Written task:
Among the entries below, find the lines with "싱글엘리미네이션" and copy them.

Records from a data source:

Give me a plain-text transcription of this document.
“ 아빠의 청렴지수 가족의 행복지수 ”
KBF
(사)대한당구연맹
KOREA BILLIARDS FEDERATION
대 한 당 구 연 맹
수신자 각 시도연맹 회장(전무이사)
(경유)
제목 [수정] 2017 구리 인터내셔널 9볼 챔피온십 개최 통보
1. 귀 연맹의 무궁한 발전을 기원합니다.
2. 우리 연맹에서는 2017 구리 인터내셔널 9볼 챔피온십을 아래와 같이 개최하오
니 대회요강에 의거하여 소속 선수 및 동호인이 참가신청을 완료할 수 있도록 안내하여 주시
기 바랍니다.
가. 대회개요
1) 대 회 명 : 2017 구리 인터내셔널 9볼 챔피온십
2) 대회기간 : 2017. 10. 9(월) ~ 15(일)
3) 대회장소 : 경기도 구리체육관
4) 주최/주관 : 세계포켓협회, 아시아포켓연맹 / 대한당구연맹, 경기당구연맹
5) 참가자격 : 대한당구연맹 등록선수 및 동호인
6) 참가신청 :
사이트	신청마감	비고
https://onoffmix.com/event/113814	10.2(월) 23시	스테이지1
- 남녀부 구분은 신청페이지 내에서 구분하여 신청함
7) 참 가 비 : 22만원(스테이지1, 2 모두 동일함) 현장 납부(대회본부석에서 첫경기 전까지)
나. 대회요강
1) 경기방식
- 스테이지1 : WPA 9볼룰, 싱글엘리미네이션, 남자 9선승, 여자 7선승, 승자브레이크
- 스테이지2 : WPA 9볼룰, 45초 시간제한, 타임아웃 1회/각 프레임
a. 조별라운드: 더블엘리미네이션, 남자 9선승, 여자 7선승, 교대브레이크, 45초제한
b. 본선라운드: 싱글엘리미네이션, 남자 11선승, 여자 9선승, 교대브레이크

==

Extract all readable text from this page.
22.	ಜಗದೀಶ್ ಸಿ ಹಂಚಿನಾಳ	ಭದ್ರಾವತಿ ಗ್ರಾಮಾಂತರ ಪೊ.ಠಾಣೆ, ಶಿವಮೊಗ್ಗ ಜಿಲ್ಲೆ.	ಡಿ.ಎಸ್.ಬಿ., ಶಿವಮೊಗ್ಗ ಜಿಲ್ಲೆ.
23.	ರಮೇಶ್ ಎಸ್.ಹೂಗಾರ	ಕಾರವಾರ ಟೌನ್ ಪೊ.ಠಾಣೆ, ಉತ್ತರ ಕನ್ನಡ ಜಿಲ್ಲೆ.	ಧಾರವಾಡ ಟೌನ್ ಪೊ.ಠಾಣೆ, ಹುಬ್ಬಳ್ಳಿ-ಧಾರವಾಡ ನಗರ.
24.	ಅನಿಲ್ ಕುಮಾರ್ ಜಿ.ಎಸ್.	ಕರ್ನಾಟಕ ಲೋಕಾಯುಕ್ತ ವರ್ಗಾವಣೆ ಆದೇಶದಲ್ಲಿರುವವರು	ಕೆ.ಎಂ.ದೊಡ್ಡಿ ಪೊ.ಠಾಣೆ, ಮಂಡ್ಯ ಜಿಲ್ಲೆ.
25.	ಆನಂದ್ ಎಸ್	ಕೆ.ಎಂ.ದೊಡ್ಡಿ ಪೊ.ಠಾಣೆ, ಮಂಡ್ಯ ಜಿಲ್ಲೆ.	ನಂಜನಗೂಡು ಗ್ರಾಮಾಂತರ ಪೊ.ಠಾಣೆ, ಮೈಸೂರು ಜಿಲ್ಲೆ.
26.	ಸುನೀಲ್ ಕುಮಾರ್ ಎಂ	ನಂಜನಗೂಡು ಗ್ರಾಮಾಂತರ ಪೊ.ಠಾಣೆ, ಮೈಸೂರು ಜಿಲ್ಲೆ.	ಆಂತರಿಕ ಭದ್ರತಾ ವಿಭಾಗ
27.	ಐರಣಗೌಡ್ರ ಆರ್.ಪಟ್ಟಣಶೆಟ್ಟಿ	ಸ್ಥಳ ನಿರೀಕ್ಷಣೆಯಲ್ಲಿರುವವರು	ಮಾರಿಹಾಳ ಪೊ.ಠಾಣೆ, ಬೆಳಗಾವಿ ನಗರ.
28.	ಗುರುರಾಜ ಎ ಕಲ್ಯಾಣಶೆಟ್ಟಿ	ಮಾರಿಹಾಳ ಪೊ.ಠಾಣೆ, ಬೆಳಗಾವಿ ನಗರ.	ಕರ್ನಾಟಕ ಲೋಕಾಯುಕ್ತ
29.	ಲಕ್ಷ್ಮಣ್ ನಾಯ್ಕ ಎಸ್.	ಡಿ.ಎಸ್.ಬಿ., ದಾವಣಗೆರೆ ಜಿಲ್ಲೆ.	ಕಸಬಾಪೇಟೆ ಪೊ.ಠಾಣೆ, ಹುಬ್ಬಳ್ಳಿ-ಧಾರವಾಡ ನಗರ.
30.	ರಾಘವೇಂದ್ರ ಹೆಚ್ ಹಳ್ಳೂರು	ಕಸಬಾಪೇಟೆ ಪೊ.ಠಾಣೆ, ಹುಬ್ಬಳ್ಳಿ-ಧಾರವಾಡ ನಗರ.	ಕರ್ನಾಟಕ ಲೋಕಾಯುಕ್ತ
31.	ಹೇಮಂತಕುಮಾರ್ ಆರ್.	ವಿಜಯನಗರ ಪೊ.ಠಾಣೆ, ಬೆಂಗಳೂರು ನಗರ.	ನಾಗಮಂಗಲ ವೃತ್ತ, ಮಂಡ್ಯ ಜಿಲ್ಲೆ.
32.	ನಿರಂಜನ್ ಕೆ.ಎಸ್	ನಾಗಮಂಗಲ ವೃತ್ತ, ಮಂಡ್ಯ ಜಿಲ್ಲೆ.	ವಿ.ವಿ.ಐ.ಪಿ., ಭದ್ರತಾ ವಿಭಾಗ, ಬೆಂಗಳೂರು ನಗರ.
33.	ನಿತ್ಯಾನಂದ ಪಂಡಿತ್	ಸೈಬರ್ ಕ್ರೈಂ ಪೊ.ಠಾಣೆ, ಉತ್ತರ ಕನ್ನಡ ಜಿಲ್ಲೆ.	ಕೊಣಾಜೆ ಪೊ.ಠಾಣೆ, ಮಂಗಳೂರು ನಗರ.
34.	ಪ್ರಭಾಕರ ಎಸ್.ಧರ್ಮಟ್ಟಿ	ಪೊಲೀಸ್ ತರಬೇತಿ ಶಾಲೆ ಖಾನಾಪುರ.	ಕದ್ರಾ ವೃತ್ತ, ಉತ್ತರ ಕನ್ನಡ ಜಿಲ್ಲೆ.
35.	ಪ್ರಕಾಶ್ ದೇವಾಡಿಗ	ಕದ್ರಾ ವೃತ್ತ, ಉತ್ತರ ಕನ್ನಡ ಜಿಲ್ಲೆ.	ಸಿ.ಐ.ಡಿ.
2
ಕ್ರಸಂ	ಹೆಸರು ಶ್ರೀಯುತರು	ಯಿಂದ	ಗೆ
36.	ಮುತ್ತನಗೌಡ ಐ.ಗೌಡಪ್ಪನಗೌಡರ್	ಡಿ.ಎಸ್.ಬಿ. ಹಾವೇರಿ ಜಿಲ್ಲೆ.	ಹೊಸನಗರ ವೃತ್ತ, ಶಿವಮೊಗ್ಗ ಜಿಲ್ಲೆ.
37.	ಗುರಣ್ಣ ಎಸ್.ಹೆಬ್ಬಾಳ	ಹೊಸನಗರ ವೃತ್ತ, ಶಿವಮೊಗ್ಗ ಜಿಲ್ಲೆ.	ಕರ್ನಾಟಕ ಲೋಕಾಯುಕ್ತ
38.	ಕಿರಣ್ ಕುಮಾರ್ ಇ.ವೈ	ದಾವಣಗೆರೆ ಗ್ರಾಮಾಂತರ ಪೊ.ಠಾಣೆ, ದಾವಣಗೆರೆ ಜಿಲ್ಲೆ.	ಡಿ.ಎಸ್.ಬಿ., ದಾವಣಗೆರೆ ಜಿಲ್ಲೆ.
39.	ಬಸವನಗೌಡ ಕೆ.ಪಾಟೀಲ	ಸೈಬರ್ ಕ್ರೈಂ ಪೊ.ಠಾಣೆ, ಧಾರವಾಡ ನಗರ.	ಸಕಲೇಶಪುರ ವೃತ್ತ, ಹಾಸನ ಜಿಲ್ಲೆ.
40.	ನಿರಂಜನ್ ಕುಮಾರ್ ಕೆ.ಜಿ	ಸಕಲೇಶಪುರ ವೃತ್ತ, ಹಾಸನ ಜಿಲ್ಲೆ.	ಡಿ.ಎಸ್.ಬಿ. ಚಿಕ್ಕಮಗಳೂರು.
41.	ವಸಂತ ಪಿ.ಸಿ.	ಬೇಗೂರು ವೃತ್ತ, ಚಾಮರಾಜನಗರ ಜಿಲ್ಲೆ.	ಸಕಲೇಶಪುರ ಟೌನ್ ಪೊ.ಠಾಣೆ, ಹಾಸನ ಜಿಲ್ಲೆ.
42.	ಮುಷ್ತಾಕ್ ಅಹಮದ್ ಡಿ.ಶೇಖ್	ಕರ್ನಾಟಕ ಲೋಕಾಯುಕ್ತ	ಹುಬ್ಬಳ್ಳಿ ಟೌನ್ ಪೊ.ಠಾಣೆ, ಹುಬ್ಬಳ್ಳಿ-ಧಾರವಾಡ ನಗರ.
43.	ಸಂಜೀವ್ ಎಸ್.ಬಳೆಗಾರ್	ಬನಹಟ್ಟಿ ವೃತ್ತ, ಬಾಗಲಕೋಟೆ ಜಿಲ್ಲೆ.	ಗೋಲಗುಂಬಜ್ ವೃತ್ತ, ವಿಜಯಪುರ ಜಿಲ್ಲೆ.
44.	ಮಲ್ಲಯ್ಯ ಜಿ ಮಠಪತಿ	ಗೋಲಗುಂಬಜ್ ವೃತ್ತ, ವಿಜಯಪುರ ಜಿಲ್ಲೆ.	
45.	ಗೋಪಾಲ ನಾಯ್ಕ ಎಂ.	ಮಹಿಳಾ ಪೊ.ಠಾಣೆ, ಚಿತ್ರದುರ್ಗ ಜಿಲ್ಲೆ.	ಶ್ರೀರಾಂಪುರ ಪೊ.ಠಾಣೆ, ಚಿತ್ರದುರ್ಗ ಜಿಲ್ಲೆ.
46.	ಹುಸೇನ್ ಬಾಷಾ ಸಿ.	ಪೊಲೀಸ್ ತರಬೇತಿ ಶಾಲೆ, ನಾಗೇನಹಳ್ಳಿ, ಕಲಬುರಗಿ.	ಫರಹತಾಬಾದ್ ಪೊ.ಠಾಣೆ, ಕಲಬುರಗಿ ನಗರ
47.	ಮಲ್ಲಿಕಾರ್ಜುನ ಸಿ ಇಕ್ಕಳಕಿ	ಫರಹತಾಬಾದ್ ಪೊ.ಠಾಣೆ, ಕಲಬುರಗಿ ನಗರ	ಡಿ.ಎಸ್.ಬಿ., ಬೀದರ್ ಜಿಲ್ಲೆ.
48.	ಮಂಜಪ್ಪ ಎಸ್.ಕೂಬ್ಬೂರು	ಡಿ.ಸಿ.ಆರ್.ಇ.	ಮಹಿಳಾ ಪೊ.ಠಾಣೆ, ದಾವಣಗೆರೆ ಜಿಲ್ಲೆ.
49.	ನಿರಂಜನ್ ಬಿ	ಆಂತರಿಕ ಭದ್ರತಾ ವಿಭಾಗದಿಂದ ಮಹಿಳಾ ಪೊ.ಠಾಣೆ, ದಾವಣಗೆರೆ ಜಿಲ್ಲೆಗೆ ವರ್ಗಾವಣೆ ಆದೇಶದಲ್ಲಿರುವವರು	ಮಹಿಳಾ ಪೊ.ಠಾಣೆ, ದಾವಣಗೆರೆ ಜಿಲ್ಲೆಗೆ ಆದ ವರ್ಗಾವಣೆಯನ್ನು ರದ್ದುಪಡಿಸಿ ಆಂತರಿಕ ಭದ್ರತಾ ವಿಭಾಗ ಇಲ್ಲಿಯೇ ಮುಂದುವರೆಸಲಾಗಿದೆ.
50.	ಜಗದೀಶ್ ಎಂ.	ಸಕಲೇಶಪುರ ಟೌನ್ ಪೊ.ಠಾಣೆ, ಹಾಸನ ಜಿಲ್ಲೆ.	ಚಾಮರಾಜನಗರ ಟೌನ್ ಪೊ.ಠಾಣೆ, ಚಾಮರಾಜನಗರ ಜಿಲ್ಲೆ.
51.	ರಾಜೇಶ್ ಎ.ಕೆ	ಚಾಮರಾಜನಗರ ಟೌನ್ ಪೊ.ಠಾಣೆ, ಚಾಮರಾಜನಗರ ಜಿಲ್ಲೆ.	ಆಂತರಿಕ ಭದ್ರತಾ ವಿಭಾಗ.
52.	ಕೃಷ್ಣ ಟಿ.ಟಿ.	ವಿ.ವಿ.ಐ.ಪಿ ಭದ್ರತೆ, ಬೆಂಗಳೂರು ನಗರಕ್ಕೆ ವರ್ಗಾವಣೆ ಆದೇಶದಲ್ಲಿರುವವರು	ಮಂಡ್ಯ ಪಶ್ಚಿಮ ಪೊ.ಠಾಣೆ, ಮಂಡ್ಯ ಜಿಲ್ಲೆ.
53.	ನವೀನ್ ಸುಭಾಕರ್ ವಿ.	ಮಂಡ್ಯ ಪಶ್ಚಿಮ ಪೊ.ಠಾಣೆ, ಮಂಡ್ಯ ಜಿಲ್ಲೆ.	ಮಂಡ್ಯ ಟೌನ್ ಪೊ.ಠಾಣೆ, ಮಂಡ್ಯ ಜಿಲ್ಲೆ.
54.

Answer to this exercise:
- 스테이지1 : WPA 9볼룰, 싱글엘리미네이션, 남자 9선승, 여자 7선승, 승자브레이크
b. 본선라운드: 싱글엘리미네이션, 남자 11선승, 여자 9선승, 교대브레이크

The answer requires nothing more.